**What to work on**
Below are the records. List every line holding the word "html".
#### Listing ####
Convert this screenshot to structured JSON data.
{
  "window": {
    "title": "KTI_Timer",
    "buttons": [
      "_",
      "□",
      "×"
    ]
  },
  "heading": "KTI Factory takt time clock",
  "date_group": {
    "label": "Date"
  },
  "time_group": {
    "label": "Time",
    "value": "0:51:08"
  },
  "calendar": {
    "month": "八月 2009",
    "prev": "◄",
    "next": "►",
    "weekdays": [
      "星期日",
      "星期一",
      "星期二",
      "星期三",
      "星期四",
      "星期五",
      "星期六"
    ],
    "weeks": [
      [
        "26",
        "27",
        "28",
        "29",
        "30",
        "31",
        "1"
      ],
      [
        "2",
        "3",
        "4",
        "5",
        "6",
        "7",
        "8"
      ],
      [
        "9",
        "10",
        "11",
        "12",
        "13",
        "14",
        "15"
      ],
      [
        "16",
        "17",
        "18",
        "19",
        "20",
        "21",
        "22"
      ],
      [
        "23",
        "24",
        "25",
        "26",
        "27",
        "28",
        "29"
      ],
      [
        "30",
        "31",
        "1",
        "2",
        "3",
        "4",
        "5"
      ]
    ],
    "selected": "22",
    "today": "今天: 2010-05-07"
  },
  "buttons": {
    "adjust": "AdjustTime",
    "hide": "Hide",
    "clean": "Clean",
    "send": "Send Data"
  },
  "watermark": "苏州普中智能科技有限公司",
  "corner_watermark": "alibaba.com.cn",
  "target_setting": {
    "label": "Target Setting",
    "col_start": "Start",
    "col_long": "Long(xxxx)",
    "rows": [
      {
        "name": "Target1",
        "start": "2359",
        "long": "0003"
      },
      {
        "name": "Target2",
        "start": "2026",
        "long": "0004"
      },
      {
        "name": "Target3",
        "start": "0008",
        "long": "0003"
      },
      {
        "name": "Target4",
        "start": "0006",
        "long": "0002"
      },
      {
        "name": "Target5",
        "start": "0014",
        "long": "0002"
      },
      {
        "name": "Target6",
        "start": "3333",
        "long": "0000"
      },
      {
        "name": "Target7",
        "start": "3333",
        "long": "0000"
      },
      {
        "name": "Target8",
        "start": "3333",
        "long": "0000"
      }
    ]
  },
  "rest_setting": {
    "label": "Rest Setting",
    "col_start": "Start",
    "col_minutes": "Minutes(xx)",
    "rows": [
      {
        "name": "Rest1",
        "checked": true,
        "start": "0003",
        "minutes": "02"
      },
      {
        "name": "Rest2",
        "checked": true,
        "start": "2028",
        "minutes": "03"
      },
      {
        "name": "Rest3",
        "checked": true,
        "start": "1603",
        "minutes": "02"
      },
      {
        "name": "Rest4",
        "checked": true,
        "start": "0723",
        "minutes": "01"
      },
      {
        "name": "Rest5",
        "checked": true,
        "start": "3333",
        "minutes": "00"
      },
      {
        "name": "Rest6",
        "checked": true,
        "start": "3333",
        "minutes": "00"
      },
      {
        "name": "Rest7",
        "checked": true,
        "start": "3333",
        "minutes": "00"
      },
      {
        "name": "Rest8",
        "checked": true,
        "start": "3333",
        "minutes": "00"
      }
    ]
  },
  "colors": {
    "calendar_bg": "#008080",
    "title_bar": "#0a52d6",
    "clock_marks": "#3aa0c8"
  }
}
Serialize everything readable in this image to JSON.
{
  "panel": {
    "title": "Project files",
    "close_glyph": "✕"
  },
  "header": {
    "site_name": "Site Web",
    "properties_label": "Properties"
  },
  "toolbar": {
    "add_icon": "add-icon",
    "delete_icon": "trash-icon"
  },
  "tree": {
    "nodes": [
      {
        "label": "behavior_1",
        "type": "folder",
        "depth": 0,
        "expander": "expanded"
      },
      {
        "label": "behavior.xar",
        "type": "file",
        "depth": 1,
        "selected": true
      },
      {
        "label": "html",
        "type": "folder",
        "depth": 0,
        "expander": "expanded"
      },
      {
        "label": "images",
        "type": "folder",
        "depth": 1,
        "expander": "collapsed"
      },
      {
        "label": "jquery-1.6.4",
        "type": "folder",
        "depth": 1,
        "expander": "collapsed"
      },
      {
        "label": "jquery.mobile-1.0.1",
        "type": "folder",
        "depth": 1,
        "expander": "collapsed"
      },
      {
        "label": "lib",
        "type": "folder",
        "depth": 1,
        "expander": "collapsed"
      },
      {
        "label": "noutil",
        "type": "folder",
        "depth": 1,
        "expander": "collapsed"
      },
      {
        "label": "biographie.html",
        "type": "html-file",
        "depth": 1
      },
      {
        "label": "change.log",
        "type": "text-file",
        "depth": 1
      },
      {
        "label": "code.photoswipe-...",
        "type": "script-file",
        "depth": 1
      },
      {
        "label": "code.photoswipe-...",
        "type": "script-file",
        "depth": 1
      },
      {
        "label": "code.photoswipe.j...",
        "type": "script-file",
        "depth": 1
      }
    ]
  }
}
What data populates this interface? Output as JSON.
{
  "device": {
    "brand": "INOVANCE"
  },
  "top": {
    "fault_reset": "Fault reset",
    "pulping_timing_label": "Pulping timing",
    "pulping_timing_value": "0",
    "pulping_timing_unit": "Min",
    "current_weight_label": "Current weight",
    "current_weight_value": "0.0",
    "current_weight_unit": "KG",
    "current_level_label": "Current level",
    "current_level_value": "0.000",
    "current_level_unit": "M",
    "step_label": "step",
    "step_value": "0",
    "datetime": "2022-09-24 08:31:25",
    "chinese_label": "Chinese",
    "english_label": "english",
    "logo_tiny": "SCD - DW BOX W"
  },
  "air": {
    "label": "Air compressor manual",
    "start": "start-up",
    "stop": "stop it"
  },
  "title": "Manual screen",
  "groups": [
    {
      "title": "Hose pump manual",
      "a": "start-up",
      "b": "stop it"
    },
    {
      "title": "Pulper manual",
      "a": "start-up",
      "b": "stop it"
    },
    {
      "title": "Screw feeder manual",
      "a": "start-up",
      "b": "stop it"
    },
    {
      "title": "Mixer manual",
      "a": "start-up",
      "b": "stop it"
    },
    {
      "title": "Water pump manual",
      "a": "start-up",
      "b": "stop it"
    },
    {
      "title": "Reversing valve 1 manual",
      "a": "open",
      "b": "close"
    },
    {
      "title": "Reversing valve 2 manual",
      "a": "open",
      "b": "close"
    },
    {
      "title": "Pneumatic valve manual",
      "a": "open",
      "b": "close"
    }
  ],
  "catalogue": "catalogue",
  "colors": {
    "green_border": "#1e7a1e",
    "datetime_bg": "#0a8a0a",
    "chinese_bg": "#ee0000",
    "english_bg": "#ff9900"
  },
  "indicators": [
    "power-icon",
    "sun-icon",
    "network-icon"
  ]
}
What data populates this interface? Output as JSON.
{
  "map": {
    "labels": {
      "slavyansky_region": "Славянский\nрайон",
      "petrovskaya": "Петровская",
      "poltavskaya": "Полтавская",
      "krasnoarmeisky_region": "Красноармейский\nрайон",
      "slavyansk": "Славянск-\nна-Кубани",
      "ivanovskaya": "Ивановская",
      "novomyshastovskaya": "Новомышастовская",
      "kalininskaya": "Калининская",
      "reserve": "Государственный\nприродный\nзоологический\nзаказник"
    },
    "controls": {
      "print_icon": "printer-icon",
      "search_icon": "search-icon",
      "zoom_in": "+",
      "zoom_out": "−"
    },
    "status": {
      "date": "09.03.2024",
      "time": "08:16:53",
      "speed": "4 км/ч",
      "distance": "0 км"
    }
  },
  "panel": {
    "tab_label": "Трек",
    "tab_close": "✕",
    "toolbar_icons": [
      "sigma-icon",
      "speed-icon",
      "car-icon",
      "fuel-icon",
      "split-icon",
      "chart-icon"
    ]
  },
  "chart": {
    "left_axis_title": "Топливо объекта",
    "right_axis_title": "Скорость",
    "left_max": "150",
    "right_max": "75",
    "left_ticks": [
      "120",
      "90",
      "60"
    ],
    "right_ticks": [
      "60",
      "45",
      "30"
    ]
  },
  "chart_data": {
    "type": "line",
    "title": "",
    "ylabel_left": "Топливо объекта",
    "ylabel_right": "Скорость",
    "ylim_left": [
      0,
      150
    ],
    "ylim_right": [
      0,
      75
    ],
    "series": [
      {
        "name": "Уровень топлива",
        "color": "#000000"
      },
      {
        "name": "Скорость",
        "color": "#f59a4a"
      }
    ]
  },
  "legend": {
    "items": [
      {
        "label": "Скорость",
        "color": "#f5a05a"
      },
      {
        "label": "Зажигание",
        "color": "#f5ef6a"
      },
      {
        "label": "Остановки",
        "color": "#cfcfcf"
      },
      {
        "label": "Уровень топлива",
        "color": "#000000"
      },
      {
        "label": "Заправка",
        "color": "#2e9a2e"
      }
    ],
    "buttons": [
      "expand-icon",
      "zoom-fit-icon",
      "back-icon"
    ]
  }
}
####
**Response below**
        "label": "html",
        "label": "biographie.html",
        "type": "html-file",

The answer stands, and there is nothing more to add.